BEGIN TASK DATA
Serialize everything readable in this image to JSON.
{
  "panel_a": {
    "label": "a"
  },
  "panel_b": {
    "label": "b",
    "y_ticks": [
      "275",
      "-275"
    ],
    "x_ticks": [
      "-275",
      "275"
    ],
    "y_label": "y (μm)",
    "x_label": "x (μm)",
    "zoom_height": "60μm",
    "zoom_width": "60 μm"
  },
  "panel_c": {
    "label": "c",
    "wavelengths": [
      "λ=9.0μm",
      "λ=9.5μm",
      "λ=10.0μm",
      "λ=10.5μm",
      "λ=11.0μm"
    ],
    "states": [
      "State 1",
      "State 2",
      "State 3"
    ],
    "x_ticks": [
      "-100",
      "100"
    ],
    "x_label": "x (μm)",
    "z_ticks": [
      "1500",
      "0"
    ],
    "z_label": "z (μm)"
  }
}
END TASK DATA
* WHAT IS ASKED: Nothing should be changed: write out all of the data as is.

* THE RESULT:
Serialize everything readable in this image to JSON.
{
  "panel_a": {
    "label": "a"
  },
  "panel_b": {
    "label": "b",
    "y_ticks": [
      "275",
      "-275"
    ],
    "x_ticks": [
      "-275",
      "275"
    ],
    "y_label": "y (μm)",
    "x_label": "x (μm)",
    "zoom_height": "60μm",
    "zoom_width": "60 μm"
  },
  "panel_c": {
    "label": "c",
    "wavelengths": [
      "λ=9.0μm",
      "λ=9.5μm",
      "λ=10.0μm",
      "λ=10.5μm",
      "λ=11.0μm"
    ],
    "states": [
      "State 1",
      "State 2",
      "State 3"
    ],
    "x_ticks": [
      "-100",
      "100"
    ],
    "x_label": "x (μm)",
    "z_ticks": [
      "1500",
      "0"
    ],
    "z_label": "z (μm)"
  }
}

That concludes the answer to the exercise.